Extracted data entries:
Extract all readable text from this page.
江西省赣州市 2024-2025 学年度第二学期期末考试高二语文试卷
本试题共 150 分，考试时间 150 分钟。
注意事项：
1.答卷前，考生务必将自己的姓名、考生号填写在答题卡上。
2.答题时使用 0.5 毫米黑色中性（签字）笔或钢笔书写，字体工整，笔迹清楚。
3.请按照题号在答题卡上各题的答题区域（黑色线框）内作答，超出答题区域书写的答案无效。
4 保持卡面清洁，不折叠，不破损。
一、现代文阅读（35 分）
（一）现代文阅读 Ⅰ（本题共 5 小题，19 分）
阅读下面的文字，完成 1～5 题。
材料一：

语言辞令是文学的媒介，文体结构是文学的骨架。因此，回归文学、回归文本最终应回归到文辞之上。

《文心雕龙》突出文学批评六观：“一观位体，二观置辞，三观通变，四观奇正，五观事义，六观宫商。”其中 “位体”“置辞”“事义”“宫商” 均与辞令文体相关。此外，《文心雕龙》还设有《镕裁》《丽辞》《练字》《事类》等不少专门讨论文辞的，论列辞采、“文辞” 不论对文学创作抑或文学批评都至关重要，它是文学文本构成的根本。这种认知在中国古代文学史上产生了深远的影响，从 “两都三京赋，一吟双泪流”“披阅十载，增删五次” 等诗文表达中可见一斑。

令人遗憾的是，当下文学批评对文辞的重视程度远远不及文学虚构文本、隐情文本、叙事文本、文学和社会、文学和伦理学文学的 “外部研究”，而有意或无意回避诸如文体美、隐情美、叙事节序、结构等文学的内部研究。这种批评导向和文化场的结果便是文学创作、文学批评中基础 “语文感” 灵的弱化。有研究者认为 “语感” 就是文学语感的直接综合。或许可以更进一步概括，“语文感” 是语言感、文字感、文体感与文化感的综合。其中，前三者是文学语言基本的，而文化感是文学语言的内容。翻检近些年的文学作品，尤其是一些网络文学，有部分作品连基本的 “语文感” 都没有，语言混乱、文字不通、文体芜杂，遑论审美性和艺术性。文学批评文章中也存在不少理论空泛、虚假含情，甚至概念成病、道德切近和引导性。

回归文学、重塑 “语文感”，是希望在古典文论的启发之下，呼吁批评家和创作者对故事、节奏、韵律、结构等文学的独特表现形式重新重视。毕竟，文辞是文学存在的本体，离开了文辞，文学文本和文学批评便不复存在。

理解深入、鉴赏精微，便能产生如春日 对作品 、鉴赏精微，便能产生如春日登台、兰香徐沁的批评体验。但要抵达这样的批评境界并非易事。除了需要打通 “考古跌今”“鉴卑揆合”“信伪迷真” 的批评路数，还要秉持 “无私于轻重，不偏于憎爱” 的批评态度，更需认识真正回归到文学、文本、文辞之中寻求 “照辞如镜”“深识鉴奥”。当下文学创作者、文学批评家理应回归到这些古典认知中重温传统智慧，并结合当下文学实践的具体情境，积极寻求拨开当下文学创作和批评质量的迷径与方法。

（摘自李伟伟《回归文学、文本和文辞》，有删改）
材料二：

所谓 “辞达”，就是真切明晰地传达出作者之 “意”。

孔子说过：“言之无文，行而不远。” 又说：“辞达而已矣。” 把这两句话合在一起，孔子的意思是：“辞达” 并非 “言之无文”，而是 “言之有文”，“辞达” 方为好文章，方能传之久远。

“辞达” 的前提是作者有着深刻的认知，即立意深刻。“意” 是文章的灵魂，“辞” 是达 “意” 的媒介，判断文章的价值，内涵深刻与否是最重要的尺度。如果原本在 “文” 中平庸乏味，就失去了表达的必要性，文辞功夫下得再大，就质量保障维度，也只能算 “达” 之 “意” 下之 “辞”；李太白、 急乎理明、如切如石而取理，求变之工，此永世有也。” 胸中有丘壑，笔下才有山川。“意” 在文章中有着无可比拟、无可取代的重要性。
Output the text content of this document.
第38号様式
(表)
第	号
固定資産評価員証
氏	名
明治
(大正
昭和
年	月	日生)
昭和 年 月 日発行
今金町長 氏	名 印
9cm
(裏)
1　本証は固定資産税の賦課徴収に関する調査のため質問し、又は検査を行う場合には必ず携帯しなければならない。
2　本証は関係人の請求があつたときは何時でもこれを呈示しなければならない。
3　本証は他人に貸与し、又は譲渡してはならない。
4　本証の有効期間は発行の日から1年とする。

- [WORK INSTRUCTIONS] Copy out the whole listing exactly as written.

- [WRITTEN SOLUTION]
Extract all readable text from this page.
江西省赣州市 2024-2025 学年度第二学期期末考试高二语文试卷
本试题共 150 分，考试时间 150 分钟。
注意事项：
1.答卷前，考生务必将自己的姓名、考生号填写在答题卡上。
2.答题时使用 0.5 毫米黑色中性（签字）笔或钢笔书写，字体工整，笔迹清楚。
3.请按照题号在答题卡上各题的答题区域（黑色线框）内作答，超出答题区域书写的答案无效。
4 保持卡面清洁，不折叠，不破损。
一、现代文阅读（35 分）
（一）现代文阅读 Ⅰ（本题共 5 小题，19 分）
阅读下面的文字，完成 1～5 题。
材料一：

语言辞令是文学的媒介，文体结构是文学的骨架。因此，回归文学、回归文本最终应回归到文辞之上。

《文心雕龙》突出文学批评六观：“一观位体，二观置辞，三观通变，四观奇正，五观事义，六观宫商。”其中 “位体”“置辞”“事义”“宫商” 均与辞令文体相关。此外，《文心雕龙》还设有《镕裁》《丽辞》《练字》《事类》等不少专门讨论文辞的，论列辞采、“文辞” 不论对文学创作抑或文学批评都至关重要，它是文学文本构成的根本。这种认知在中国古代文学史上产生了深远的影响，从 “两都三京赋，一吟双泪流”“披阅十载，增删五次” 等诗文表达中可见一斑。

令人遗憾的是，当下文学批评对文辞的重视程度远远不及文学虚构文本、隐情文本、叙事文本、文学和社会、文学和伦理学文学的 “外部研究”，而有意或无意回避诸如文体美、隐情美、叙事节序、结构等文学的内部研究。这种批评导向和文化场的结果便是文学创作、文学批评中基础 “语文感” 灵的弱化。有研究者认为 “语感” 就是文学语感的直接综合。或许可以更进一步概括，“语文感” 是语言感、文字感、文体感与文化感的综合。其中，前三者是文学语言基本的，而文化感是文学语言的内容。翻检近些年的文学作品，尤其是一些网络文学，有部分作品连基本的 “语文感” 都没有，语言混乱、文字不通、文体芜杂，遑论审美性和艺术性。文学批评文章中也存在不少理论空泛、虚假含情，甚至概念成病、道德切近和引导性。

回归文学、重塑 “语文感”，是希望在古典文论的启发之下，呼吁批评家和创作者对故事、节奏、韵律、结构等文学的独特表现形式重新重视。毕竟，文辞是文学存在的本体，离开了文辞，文学文本和文学批评便不复存在。

理解深入、鉴赏精微，便能产生如春日 对作品 、鉴赏精微，便能产生如春日登台、兰香徐沁的批评体验。但要抵达这样的批评境界并非易事。除了需要打通 “考古跌今”“鉴卑揆合”“信伪迷真” 的批评路数，还要秉持 “无私于轻重，不偏于憎爱” 的批评态度，更需认识真正回归到文学、文本、文辞之中寻求 “照辞如镜”“深识鉴奥”。当下文学创作者、文学批评家理应回归到这些古典认知中重温传统智慧，并结合当下文学实践的具体情境，积极寻求拨开当下文学创作和批评质量的迷径与方法。

（摘自李伟伟《回归文学、文本和文辞》，有删改）
材料二：

所谓 “辞达”，就是真切明晰地传达出作者之 “意”。

孔子说过：“言之无文，行而不远。” 又说：“辞达而已矣。” 把这两句话合在一起，孔子的意思是：“辞达” 并非 “言之无文”，而是 “言之有文”，“辞达” 方为好文章，方能传之久远。

“辞达” 的前提是作者有着深刻的认知，即立意深刻。“意” 是文章的灵魂，“辞” 是达 “意” 的媒介，判断文章的价值，内涵深刻与否是最重要的尺度。如果原本在 “文” 中平庸乏味，就失去了表达的必要性，文辞功夫下得再大，就质量保障维度，也只能算 “达” 之 “意” 下之 “辞”；李太白、 急乎理明、如切如石而取理，求变之工，此永世有也。” 胸中有丘壑，笔下才有山川。“意” 在文章中有着无可比拟、无可取代的重要性。
Output the text content of this document.
第38号様式
(表)
第	号
固定資産評価員証
氏	名
明治
(大正
昭和
年	月	日生)
昭和 年 月 日発行
今金町長 氏	名 印
9cm
(裏)
1　本証は固定資産税の賦課徴収に関する調査のため質問し、又は検査を行う場合には必ず携帯しなければならない。
2　本証は関係人の請求があつたときは何時でもこれを呈示しなければならない。
3　本証は他人に貸与し、又は譲渡してはならない。
4　本証の有効期間は発行の日から1年とする。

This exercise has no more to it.